[BEGIN Data section]

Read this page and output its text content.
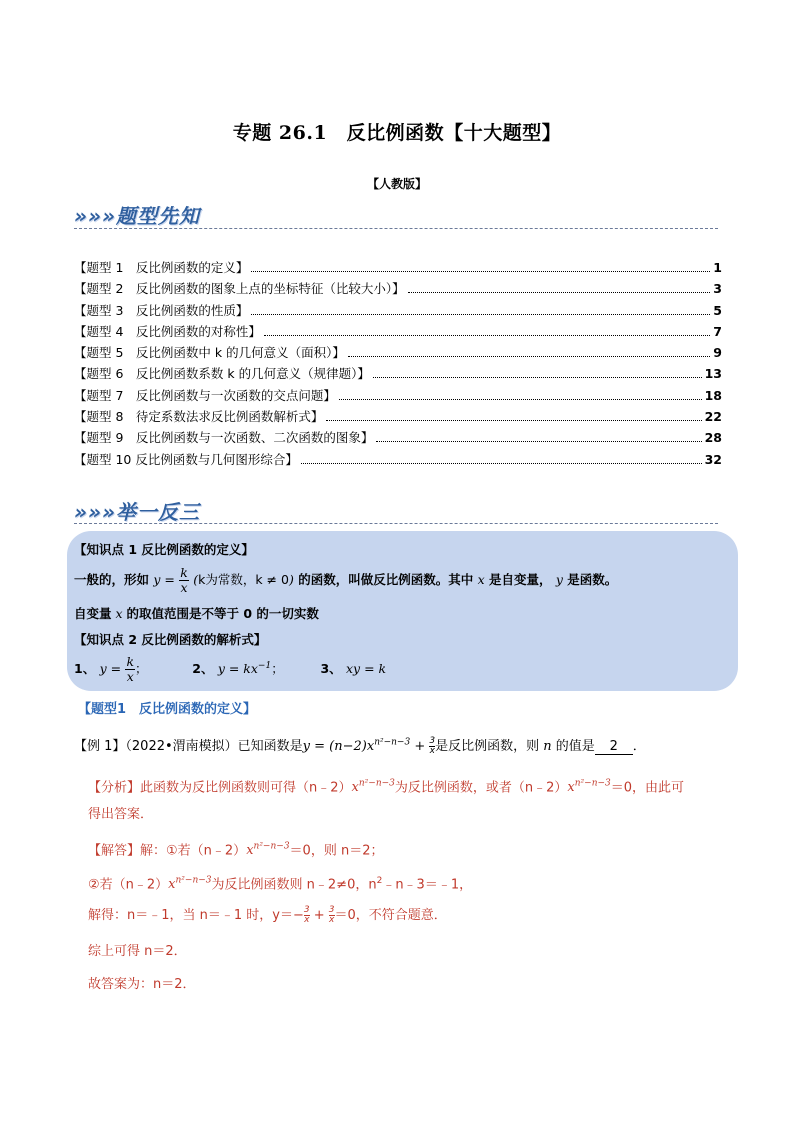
专题 26.1　反比例函数【十大题型】
【人教版】
»»»题型先知
【题型 1　反比例函数的定义】	1
【题型 2　反比例函数的图象上点的坐标特征（比较大小）】	3
【题型 3　反比例函数的性质】	5
【题型 4　反比例函数的对称性】	7
【题型 5　反比例函数中 k 的几何意义（面积）】	9
【题型 6　反比例函数系数 k 的几何意义（规律题）】	13
【题型 7　反比例函数与一次函数的交点问题】	18
【题型 8　待定系数法求反比例函数解析式】	22
【题型 9　反比例函数与一次函数、二次函数的图象】	28
【题型 10 反比例函数与几何图形综合】	32
»»»举一反三
【知识点 1 反比例函数的定义】
一般的，形如 $y = \frac{k}{x} (k$为常数，k ≠ 0) 的函数，叫做反比例函数。其中 x 是自变量， y 是函数。
自变量 x 的取值范围是不等于 0 的一切实数
【知识点 2 反比例函数的解析式】
1、 $y = \frac{k}{x}$ ；	2、 $y = kx^{-1}$；	3、 xy = k
【题型1　反比例函数的定义】
【例 1】（2022•渭南模拟）已知函数是$y = (n-2)x^{n^2-n-3} + \frac{3}{x}$是反比例函数，则 n 的值是 2 ．
【分析】此函数为反比例函数则可得$(n﹣2)x^{n^2-n-3}$为反比例函数，或者$(n﹣2)x^{n^2-n-3}=0$，由此可
得出答案．
【解答】解：①若$(n﹣2)x^{n^2-n-3}=0$，则 n＝2；
②若$(n﹣2)x^{n^2-n-3}$为反比例函数则 n﹣2≠0，$n^2﹣n﹣3=﹣1$，
解得：n＝﹣1，当 n＝﹣1 时，$y=- \frac{3}{x} + \frac{3}{x}=0$，不符合题意．
综上可得 n＝2．
故答案为：n＝2．
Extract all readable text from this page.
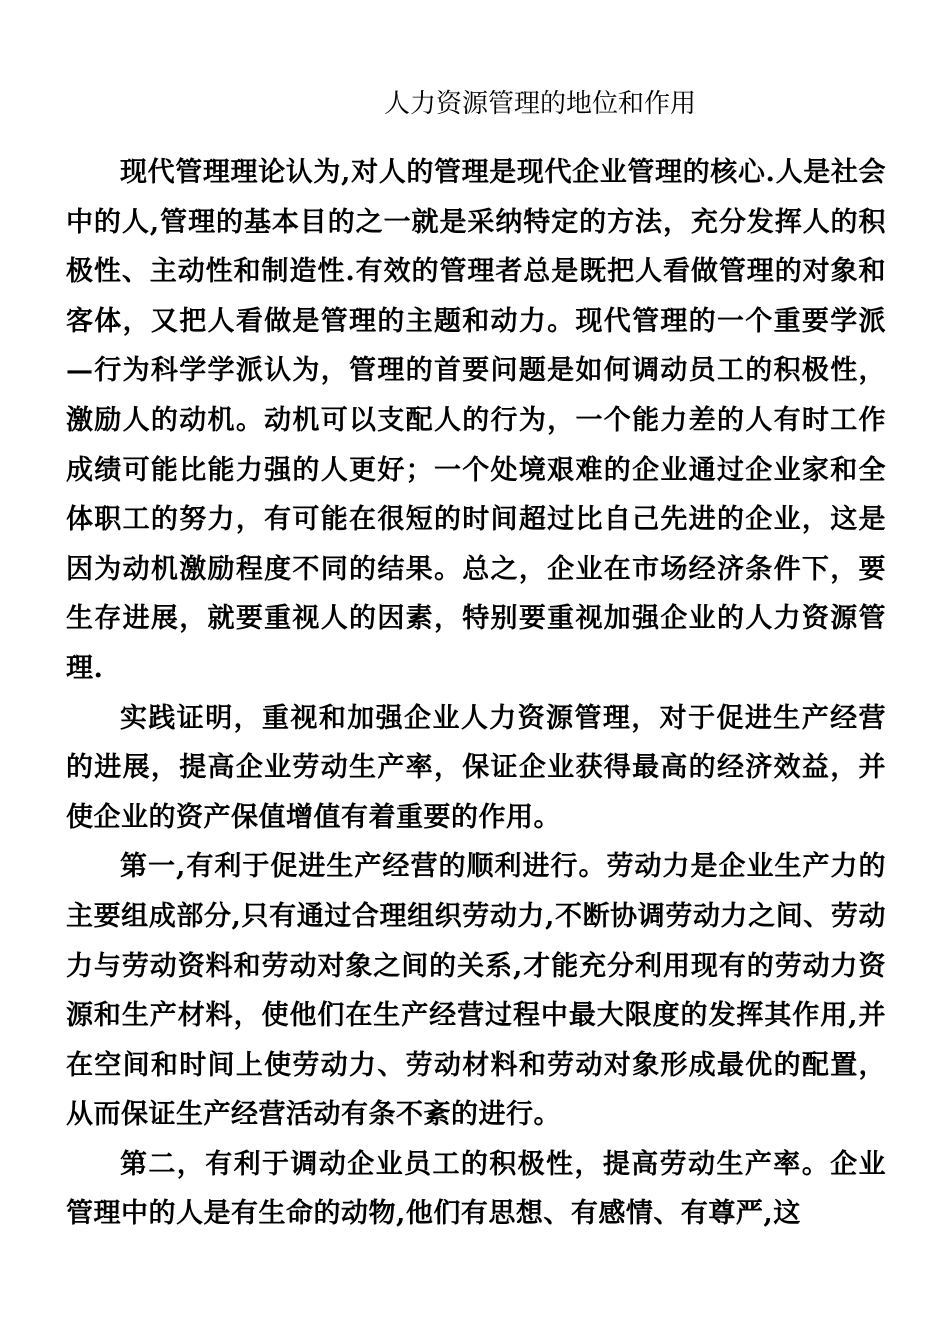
人力资源管理的地位和作用

现代管理理论认为,对人的管理是现代企业管理的核心.人是社会中的人,管理的基本目的之一就是采纳特定的方法，充分发挥人的积极性、主动性和制造性.有效的管理者总是既把人看做管理的对象和客体，又把人看做是管理的主题和动力。现代管理的一个重要学派—行为科学学派认为，管理的首要问题是如何调动员工的积极性，激励人的动机。动机可以支配人的行为，一个能力差的人有时工作成绩可能比能力强的人更好；一个处境艰难的企业通过企业家和全体职工的努力，有可能在很短的时间超过比自己先进的企业，这是因为动机激励程度不同的结果。总之，企业在市场经济条件下，要生存进展，就要重视人的因素，特别要重视加强企业的人力资源管理.

实践证明，重视和加强企业人力资源管理，对于促进生产经营的进展，提高企业劳动生产率，保证企业获得最高的经济效益，并使企业的资产保值增值有着重要的作用。

第一,有利于促进生产经营的顺利进行。劳动力是企业生产力的主要组成部分,只有通过合理组织劳动力,不断协调劳动力之间、劳动力与劳动资料和劳动对象之间的关系,才能充分利用现有的劳动力资源和生产材料，使他们在生产经营过程中最大限度的发挥其作用,并在空间和时间上使劳动力、劳动材料和劳动对象形成最优的配置，从而保证生产经营活动有条不紊的进行。

第二，有利于调动企业员工的积极性，提高劳动生产率。企业管理中的人是有生命的动物,他们有思想、有感情、有尊严,这
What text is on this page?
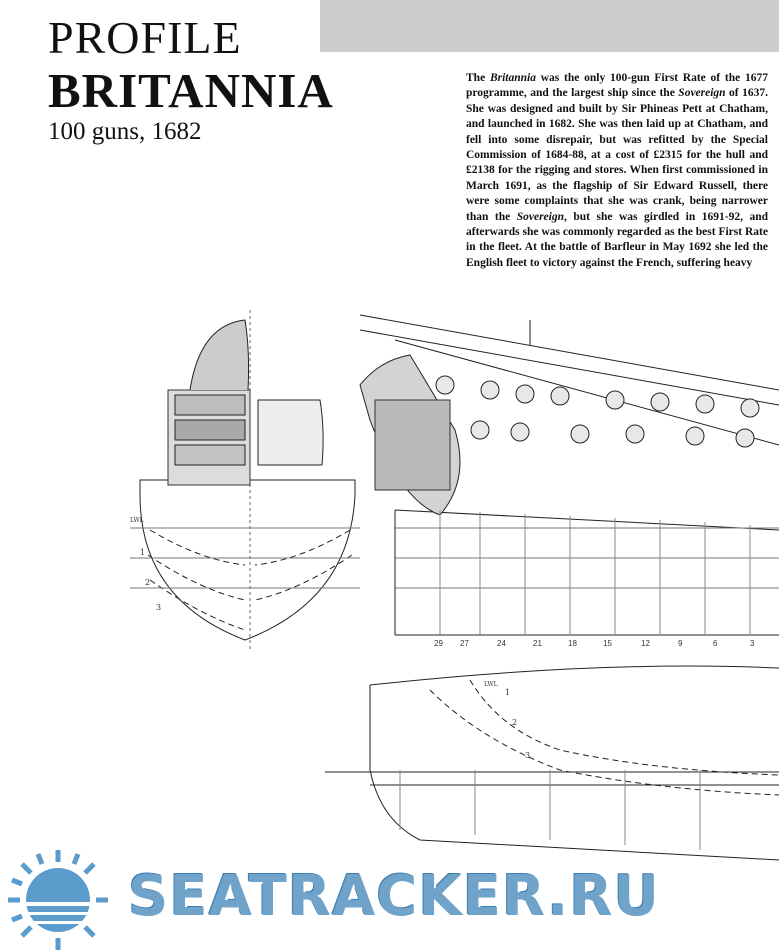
PROFILE
BRITANNIA
100 guns, 1682
The Britannia was the only 100-gun First Rate of the 1677 programme, and the largest ship since the Sovereign of 1637. She was designed and built by Sir Phineas Pett at Chatham, and launched in 1682. She was then laid up at Chatham, and fell into some disrepair, but was refitted by the Special Commission of 1684-88, at a cost of £2315 for the hull and £2138 for the rigging and stores. When first commissioned in March 1691, as the flagship of Sir Edward Russell, there were some complaints that she was crank, being narrower than the Sovereign, but she was girdled in 1691-92, and afterwards she was commonly regarded as the best First Rate in the fleet. At the battle of Barfleur in May 1692 she led the English fleet to victory against the French, suffering heavy
LWL
1
2
3
LWL
1
2
3
29 27	24	21	18	15	12	9	6	3
SEATRACKER.RU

[END Data section]

# The request
Give back the whole listing as it stands, minus its pictures.

# Solution for this task
Read this page and output its text content.
专题 26.1　反比例函数【十大题型】
【人教版】
»»»题型先知
【题型 1　反比例函数的定义】	1
【题型 2　反比例函数的图象上点的坐标特征（比较大小）】	3
【题型 3　反比例函数的性质】	5
【题型 4　反比例函数的对称性】	7
【题型 5　反比例函数中 k 的几何意义（面积）】	9
【题型 6　反比例函数系数 k 的几何意义（规律题）】	13
【题型 7　反比例函数与一次函数的交点问题】	18
【题型 8　待定系数法求反比例函数解析式】	22
【题型 9　反比例函数与一次函数、二次函数的图象】	28
【题型 10 反比例函数与几何图形综合】	32
»»»举一反三
【知识点 1 反比例函数的定义】
一般的，形如 $y = \frac{k}{x} (k$为常数，k ≠ 0) 的函数，叫做反比例函数。其中 x 是自变量， y 是函数。
自变量 x 的取值范围是不等于 0 的一切实数
【知识点 2 反比例函数的解析式】
1、 $y = \frac{k}{x}$ ；	2、 $y = kx^{-1}$；	3、 xy = k
【题型1　反比例函数的定义】
【例 1】（2022•渭南模拟）已知函数是$y = (n-2)x^{n^2-n-3} + \frac{3}{x}$是反比例函数，则 n 的值是 2 ．
【分析】此函数为反比例函数则可得$(n﹣2)x^{n^2-n-3}$为反比例函数，或者$(n﹣2)x^{n^2-n-3}=0$，由此可
得出答案．
【解答】解：①若$(n﹣2)x^{n^2-n-3}=0$，则 n＝2；
②若$(n﹣2)x^{n^2-n-3}$为反比例函数则 n﹣2≠0，$n^2﹣n﹣3=﹣1$，
解得：n＝﹣1，当 n＝﹣1 时，$y=- \frac{3}{x} + \frac{3}{x}=0$，不符合题意．
综上可得 n＝2．
故答案为：n＝2．
Extract all readable text from this page.
人力资源管理的地位和作用

现代管理理论认为,对人的管理是现代企业管理的核心.人是社会中的人,管理的基本目的之一就是采纳特定的方法，充分发挥人的积极性、主动性和制造性.有效的管理者总是既把人看做管理的对象和客体，又把人看做是管理的主题和动力。现代管理的一个重要学派—行为科学学派认为，管理的首要问题是如何调动员工的积极性，激励人的动机。动机可以支配人的行为，一个能力差的人有时工作成绩可能比能力强的人更好；一个处境艰难的企业通过企业家和全体职工的努力，有可能在很短的时间超过比自己先进的企业，这是因为动机激励程度不同的结果。总之，企业在市场经济条件下，要生存进展，就要重视人的因素，特别要重视加强企业的人力资源管理.

实践证明，重视和加强企业人力资源管理，对于促进生产经营的进展，提高企业劳动生产率，保证企业获得最高的经济效益，并使企业的资产保值增值有着重要的作用。

第一,有利于促进生产经营的顺利进行。劳动力是企业生产力的主要组成部分,只有通过合理组织劳动力,不断协调劳动力之间、劳动力与劳动资料和劳动对象之间的关系,才能充分利用现有的劳动力资源和生产材料，使他们在生产经营过程中最大限度的发挥其作用,并在空间和时间上使劳动力、劳动材料和劳动对象形成最优的配置，从而保证生产经营活动有条不紊的进行。

第二，有利于调动企业员工的积极性，提高劳动生产率。企业管理中的人是有生命的动物,他们有思想、有感情、有尊严,这
What text is on this page?
PROFILE
BRITANNIA
100 guns, 1682
The Britannia was the only 100-gun First Rate of the 1677 programme, and the largest ship since the Sovereign of 1637. She was designed and built by Sir Phineas Pett at Chatham, and launched in 1682. She was then laid up at Chatham, and fell into some disrepair, but was refitted by the Special Commission of 1684-88, at a cost of £2315 for the hull and £2138 for the rigging and stores. When first commissioned in March 1691, as the flagship of Sir Edward Russell, there were some complaints that she was crank, being narrower than the Sovereign, but she was girdled in 1691-92, and afterwards she was commonly regarded as the best First Rate in the fleet. At the battle of Barfleur in May 1692 she led the English fleet to victory against the French, suffering heavy
LWL
1
2
3
LWL
1
2
3
29 27	24	21	18	15	12	9	6	3
SEATRACKER.RU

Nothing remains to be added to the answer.